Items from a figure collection
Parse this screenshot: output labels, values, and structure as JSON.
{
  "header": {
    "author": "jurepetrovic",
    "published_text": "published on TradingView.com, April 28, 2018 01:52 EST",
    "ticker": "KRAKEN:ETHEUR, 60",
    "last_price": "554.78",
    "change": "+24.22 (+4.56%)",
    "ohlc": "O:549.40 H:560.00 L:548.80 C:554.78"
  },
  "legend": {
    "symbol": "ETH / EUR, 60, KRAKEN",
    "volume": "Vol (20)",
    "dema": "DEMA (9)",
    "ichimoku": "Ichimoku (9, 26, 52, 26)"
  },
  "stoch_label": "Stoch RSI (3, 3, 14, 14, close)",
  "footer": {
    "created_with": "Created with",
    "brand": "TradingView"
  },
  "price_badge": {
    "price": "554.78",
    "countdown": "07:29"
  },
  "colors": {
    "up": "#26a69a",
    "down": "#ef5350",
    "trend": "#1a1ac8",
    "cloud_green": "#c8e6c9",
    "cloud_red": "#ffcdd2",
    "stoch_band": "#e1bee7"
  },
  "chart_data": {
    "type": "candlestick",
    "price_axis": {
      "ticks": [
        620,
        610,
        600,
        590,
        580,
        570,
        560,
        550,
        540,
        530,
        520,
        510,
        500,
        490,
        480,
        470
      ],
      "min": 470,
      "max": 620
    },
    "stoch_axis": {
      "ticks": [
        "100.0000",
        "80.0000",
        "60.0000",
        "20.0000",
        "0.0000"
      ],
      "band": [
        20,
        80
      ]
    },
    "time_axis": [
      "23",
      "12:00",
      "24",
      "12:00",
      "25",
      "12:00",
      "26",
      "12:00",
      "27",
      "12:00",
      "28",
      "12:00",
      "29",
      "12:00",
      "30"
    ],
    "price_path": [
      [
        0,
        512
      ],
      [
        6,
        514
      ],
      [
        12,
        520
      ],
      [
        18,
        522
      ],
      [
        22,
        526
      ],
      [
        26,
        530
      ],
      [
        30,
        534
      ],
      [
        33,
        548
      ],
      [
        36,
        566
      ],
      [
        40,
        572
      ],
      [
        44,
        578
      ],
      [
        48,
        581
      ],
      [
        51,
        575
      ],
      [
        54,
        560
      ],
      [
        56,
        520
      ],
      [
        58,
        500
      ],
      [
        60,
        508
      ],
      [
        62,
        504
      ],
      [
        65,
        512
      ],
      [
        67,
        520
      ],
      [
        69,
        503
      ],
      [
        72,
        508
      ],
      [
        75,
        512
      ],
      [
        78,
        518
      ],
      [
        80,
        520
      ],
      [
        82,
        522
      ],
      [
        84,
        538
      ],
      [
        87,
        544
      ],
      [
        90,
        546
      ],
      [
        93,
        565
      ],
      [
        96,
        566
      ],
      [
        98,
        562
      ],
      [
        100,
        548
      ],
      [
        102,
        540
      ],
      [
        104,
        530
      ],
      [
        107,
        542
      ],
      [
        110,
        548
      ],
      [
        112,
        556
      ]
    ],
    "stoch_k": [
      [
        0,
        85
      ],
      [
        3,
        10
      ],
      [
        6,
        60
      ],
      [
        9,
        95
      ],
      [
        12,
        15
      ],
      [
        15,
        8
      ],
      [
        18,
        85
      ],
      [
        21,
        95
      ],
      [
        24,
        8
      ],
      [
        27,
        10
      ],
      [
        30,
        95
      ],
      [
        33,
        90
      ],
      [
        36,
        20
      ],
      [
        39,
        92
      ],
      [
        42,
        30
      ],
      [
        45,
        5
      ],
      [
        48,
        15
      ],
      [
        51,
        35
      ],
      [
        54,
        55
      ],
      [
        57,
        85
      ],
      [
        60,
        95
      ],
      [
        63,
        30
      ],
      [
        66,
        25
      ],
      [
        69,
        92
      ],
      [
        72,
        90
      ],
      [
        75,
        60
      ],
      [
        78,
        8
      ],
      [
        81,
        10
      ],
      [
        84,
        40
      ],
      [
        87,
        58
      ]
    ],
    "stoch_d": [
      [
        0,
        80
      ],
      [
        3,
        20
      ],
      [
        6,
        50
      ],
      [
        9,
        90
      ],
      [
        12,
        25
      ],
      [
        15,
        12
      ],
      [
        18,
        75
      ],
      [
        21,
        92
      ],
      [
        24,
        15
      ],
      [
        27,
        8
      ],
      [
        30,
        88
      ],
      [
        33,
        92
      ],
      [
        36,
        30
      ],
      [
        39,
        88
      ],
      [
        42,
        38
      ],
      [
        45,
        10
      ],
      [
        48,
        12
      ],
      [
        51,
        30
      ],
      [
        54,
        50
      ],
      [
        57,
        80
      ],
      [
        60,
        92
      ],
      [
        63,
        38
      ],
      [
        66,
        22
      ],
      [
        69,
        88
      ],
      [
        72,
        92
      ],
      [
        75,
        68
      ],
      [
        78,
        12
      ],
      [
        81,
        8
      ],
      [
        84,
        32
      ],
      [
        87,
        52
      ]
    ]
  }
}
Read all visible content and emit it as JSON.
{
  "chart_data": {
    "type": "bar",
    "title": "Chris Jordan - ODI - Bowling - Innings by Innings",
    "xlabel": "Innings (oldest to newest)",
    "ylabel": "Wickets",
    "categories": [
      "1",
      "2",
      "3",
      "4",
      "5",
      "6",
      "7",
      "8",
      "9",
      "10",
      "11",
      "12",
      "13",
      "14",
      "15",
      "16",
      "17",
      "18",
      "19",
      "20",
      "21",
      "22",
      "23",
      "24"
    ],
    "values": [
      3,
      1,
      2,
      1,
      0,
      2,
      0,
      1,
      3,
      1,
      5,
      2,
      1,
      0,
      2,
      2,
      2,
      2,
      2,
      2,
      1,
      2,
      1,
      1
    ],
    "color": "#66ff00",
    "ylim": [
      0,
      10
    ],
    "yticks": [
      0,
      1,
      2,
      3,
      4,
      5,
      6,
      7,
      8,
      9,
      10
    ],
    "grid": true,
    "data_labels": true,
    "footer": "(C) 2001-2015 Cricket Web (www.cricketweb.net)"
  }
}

> Given exercise: Nothing may be left out: return each entry exactly as it reads.

> Solution below:
Parse this screenshot: output labels, values, and structure as JSON.
{
  "header": {
    "author": "jurepetrovic",
    "published_text": "published on TradingView.com, April 28, 2018 01:52 EST",
    "ticker": "KRAKEN:ETHEUR, 60",
    "last_price": "554.78",
    "change": "+24.22 (+4.56%)",
    "ohlc": "O:549.40 H:560.00 L:548.80 C:554.78"
  },
  "legend": {
    "symbol": "ETH / EUR, 60, KRAKEN",
    "volume": "Vol (20)",
    "dema": "DEMA (9)",
    "ichimoku": "Ichimoku (9, 26, 52, 26)"
  },
  "stoch_label": "Stoch RSI (3, 3, 14, 14, close)",
  "footer": {
    "created_with": "Created with",
    "brand": "TradingView"
  },
  "price_badge": {
    "price": "554.78",
    "countdown": "07:29"
  },
  "colors": {
    "up": "#26a69a",
    "down": "#ef5350",
    "trend": "#1a1ac8",
    "cloud_green": "#c8e6c9",
    "cloud_red": "#ffcdd2",
    "stoch_band": "#e1bee7"
  },
  "chart_data": {
    "type": "candlestick",
    "price_axis": {
      "ticks": [
        620,
        610,
        600,
        590,
        580,
        570,
        560,
        550,
        540,
        530,
        520,
        510,
        500,
        490,
        480,
        470
      ],
      "min": 470,
      "max": 620
    },
    "stoch_axis": {
      "ticks": [
        "100.0000",
        "80.0000",
        "60.0000",
        "20.0000",
        "0.0000"
      ],
      "band": [
        20,
        80
      ]
    },
    "time_axis": [
      "23",
      "12:00",
      "24",
      "12:00",
      "25",
      "12:00",
      "26",
      "12:00",
      "27",
      "12:00",
      "28",
      "12:00",
      "29",
      "12:00",
      "30"
    ],
    "price_path": [
      [
        0,
        512
      ],
      [
        6,
        514
      ],
      [
        12,
        520
      ],
      [
        18,
        522
      ],
      [
        22,
        526
      ],
      [
        26,
        530
      ],
      [
        30,
        534
      ],
      [
        33,
        548
      ],
      [
        36,
        566
      ],
      [
        40,
        572
      ],
      [
        44,
        578
      ],
      [
        48,
        581
      ],
      [
        51,
        575
      ],
      [
        54,
        560
      ],
      [
        56,
        520
      ],
      [
        58,
        500
      ],
      [
        60,
        508
      ],
      [
        62,
        504
      ],
      [
        65,
        512
      ],
      [
        67,
        520
      ],
      [
        69,
        503
      ],
      [
        72,
        508
      ],
      [
        75,
        512
      ],
      [
        78,
        518
      ],
      [
        80,
        520
      ],
      [
        82,
        522
      ],
      [
        84,
        538
      ],
      [
        87,
        544
      ],
      [
        90,
        546
      ],
      [
        93,
        565
      ],
      [
        96,
        566
      ],
      [
        98,
        562
      ],
      [
        100,
        548
      ],
      [
        102,
        540
      ],
      [
        104,
        530
      ],
      [
        107,
        542
      ],
      [
        110,
        548
      ],
      [
        112,
        556
      ]
    ],
    "stoch_k": [
      [
        0,
        85
      ],
      [
        3,
        10
      ],
      [
        6,
        60
      ],
      [
        9,
        95
      ],
      [
        12,
        15
      ],
      [
        15,
        8
      ],
      [
        18,
        85
      ],
      [
        21,
        95
      ],
      [
        24,
        8
      ],
      [
        27,
        10
      ],
      [
        30,
        95
      ],
      [
        33,
        90
      ],
      [
        36,
        20
      ],
      [
        39,
        92
      ],
      [
        42,
        30
      ],
      [
        45,
        5
      ],
      [
        48,
        15
      ],
      [
        51,
        35
      ],
      [
        54,
        55
      ],
      [
        57,
        85
      ],
      [
        60,
        95
      ],
      [
        63,
        30
      ],
      [
        66,
        25
      ],
      [
        69,
        92
      ],
      [
        72,
        90
      ],
      [
        75,
        60
      ],
      [
        78,
        8
      ],
      [
        81,
        10
      ],
      [
        84,
        40
      ],
      [
        87,
        58
      ]
    ],
    "stoch_d": [
      [
        0,
        80
      ],
      [
        3,
        20
      ],
      [
        6,
        50
      ],
      [
        9,
        90
      ],
      [
        12,
        25
      ],
      [
        15,
        12
      ],
      [
        18,
        75
      ],
      [
        21,
        92
      ],
      [
        24,
        15
      ],
      [
        27,
        8
      ],
      [
        30,
        88
      ],
      [
        33,
        92
      ],
      [
        36,
        30
      ],
      [
        39,
        88
      ],
      [
        42,
        38
      ],
      [
        45,
        10
      ],
      [
        48,
        12
      ],
      [
        51,
        30
      ],
      [
        54,
        50
      ],
      [
        57,
        80
      ],
      [
        60,
        92
      ],
      [
        63,
        38
      ],
      [
        66,
        22
      ],
      [
        69,
        88
      ],
      [
        72,
        92
      ],
      [
        75,
        68
      ],
      [
        78,
        12
      ],
      [
        81,
        8
      ],
      [
        84,
        32
      ],
      [
        87,
        52
      ]
    ]
  }
}
Read all visible content and emit it as JSON.
{
  "chart_data": {
    "type": "bar",
    "title": "Chris Jordan - ODI - Bowling - Innings by Innings",
    "xlabel": "Innings (oldest to newest)",
    "ylabel": "Wickets",
    "categories": [
      "1",
      "2",
      "3",
      "4",
      "5",
      "6",
      "7",
      "8",
      "9",
      "10",
      "11",
      "12",
      "13",
      "14",
      "15",
      "16",
      "17",
      "18",
      "19",
      "20",
      "21",
      "22",
      "23",
      "24"
    ],
    "values": [
      3,
      1,
      2,
      1,
      0,
      2,
      0,
      1,
      3,
      1,
      5,
      2,
      1,
      0,
      2,
      2,
      2,
      2,
      2,
      2,
      1,
      2,
      1,
      1
    ],
    "color": "#66ff00",
    "ylim": [
      0,
      10
    ],
    "yticks": [
      0,
      1,
      2,
      3,
      4,
      5,
      6,
      7,
      8,
      9,
      10
    ],
    "grid": true,
    "data_labels": true,
    "footer": "(C) 2001-2015 Cricket Web (www.cricketweb.net)"
  }
}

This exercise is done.